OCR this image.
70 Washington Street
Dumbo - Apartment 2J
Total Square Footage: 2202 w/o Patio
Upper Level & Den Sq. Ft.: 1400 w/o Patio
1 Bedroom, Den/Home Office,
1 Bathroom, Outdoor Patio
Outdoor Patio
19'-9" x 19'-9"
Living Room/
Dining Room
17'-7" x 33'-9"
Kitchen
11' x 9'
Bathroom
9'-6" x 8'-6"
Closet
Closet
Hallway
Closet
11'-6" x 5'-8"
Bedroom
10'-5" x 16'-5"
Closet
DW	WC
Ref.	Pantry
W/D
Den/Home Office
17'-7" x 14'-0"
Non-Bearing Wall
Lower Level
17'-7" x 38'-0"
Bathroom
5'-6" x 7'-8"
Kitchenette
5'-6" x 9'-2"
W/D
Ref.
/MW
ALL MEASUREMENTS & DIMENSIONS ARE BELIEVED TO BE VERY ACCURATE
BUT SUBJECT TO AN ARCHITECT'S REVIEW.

---

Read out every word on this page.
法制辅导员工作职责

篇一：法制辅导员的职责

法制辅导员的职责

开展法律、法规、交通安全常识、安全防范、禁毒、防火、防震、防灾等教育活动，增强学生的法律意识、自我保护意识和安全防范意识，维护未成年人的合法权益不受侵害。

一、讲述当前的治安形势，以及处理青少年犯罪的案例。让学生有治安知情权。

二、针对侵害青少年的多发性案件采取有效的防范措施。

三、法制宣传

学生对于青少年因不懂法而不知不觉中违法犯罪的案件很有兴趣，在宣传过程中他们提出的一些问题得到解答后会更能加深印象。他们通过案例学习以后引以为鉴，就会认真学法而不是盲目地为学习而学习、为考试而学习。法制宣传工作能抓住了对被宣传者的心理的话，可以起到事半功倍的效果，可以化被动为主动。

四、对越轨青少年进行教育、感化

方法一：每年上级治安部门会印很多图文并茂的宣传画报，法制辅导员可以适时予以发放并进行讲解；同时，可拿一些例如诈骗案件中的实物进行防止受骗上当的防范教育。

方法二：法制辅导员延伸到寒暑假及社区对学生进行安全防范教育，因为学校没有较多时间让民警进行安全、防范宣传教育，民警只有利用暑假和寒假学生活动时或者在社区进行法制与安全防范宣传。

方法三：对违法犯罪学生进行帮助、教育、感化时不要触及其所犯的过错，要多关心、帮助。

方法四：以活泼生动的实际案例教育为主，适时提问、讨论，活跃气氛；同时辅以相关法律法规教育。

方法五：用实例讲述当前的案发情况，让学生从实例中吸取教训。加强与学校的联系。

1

==

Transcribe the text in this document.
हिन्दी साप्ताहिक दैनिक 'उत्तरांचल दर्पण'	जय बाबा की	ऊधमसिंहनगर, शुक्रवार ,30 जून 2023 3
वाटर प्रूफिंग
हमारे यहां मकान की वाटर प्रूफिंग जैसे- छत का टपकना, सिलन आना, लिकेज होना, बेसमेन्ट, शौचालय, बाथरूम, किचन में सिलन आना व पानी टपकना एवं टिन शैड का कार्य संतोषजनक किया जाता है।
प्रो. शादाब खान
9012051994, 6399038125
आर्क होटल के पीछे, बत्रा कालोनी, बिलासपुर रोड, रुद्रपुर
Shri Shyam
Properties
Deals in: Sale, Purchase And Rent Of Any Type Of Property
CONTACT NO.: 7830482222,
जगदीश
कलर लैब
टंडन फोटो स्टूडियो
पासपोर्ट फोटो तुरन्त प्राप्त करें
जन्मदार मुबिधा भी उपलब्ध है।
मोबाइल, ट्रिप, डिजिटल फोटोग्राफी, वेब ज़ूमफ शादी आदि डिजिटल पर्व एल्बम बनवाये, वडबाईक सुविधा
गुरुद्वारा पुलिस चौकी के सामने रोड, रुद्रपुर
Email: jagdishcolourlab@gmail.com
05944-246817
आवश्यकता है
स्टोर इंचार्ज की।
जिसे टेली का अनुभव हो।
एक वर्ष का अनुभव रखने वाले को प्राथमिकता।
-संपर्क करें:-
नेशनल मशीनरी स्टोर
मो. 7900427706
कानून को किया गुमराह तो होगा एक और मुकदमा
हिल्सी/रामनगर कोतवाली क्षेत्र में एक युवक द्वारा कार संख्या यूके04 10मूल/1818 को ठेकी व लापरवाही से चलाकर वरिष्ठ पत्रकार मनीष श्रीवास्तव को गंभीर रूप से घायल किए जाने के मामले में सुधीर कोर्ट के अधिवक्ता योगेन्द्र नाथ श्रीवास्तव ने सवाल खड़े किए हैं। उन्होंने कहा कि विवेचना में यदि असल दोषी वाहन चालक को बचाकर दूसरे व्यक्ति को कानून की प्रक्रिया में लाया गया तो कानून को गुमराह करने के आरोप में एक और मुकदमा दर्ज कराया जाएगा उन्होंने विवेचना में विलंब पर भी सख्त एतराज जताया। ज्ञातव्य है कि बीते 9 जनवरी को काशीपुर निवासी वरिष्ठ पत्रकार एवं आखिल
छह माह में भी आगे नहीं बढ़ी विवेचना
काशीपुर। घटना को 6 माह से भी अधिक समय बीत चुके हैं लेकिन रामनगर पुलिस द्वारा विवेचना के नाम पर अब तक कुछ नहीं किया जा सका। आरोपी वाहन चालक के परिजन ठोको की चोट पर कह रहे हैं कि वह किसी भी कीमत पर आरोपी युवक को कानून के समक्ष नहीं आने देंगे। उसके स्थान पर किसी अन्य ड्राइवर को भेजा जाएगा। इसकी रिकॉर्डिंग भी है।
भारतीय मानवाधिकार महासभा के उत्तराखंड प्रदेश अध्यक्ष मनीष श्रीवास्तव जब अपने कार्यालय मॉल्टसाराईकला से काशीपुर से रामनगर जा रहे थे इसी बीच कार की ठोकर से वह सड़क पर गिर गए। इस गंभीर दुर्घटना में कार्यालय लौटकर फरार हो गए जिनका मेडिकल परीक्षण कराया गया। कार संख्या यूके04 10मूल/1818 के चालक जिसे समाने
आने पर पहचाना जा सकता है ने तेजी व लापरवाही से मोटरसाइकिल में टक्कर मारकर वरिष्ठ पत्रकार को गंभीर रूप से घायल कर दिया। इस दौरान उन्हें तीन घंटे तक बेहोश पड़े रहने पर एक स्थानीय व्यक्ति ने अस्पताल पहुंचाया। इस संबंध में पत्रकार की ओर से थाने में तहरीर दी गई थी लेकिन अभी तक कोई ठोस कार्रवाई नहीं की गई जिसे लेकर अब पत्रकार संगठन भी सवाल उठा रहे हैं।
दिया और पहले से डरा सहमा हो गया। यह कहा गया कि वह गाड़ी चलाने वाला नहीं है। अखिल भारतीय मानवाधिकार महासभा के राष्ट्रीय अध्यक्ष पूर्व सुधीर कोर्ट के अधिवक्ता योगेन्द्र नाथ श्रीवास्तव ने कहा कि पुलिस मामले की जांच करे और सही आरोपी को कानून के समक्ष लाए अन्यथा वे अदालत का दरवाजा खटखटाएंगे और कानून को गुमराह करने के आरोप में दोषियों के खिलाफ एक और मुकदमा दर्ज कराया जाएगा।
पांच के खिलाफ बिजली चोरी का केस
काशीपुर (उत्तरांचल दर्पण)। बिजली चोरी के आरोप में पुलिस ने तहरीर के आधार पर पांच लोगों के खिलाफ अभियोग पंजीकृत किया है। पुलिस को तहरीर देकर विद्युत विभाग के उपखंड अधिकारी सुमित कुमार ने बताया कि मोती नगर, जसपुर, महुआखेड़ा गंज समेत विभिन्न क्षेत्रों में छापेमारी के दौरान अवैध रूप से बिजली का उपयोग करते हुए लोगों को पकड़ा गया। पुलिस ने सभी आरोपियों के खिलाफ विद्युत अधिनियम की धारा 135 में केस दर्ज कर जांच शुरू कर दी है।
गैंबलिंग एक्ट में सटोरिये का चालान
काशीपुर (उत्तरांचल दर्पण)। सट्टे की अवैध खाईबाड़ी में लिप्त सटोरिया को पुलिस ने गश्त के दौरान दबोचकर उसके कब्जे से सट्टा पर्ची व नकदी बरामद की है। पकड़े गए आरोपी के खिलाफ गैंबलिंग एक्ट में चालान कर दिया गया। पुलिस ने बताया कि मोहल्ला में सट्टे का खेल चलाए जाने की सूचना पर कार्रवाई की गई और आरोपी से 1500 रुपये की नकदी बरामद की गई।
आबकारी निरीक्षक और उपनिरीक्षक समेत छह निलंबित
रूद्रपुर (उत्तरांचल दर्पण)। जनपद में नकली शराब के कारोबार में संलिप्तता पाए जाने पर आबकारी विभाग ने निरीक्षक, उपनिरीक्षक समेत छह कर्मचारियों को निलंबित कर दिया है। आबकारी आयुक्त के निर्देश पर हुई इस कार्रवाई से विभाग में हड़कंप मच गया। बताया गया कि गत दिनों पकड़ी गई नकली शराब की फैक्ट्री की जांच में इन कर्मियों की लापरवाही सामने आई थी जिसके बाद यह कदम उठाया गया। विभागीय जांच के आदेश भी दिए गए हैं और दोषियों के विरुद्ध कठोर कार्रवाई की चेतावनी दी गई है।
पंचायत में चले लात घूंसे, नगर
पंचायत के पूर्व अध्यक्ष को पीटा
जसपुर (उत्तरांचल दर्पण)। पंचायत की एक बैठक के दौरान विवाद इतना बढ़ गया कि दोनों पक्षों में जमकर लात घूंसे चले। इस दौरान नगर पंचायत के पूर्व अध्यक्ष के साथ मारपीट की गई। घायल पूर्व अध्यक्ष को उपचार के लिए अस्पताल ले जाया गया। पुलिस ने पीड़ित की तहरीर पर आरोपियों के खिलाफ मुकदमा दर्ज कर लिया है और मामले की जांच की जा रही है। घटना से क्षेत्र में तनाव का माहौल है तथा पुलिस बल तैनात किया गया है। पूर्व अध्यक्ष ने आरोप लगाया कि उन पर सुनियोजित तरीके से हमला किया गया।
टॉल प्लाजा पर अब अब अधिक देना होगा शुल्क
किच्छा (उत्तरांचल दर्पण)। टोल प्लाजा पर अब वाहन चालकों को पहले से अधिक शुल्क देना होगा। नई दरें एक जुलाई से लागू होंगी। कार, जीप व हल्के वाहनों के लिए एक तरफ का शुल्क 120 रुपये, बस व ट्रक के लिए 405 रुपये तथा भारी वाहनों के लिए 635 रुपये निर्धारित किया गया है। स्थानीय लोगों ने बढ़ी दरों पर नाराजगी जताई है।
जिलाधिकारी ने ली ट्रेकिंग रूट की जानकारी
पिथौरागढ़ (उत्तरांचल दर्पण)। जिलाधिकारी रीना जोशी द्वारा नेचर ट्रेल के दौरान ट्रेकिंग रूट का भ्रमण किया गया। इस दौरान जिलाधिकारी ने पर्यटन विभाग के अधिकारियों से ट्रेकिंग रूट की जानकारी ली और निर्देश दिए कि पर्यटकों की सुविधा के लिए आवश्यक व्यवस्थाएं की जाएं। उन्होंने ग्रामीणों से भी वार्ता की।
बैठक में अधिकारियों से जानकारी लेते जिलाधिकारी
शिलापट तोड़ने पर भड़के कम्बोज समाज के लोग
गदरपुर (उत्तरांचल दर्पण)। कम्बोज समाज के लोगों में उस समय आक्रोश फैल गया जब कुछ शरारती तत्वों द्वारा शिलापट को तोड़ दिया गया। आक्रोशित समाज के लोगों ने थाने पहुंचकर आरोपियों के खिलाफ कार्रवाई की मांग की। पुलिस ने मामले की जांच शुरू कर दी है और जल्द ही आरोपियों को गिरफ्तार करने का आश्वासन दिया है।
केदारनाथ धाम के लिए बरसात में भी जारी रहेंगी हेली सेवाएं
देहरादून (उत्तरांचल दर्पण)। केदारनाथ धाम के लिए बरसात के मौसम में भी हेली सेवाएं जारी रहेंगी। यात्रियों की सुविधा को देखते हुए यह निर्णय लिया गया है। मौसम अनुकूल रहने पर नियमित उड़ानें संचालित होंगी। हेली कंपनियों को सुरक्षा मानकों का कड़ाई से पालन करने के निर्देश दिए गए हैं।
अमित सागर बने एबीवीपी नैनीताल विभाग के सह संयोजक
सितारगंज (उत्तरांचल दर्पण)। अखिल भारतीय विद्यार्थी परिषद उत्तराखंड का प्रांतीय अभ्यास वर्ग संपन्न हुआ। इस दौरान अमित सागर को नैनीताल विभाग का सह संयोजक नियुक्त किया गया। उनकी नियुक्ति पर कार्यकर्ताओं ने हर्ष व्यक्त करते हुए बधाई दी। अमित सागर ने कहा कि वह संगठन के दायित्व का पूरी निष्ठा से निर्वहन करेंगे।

### Exercise
Extract every line above containing the word "Patio".

### Task solution
Total Square Footage: 2202 w/o Patio
Upper Level & Den Sq. Ft.: 1400 w/o Patio
1 Bathroom, Outdoor Patio
Outdoor Patio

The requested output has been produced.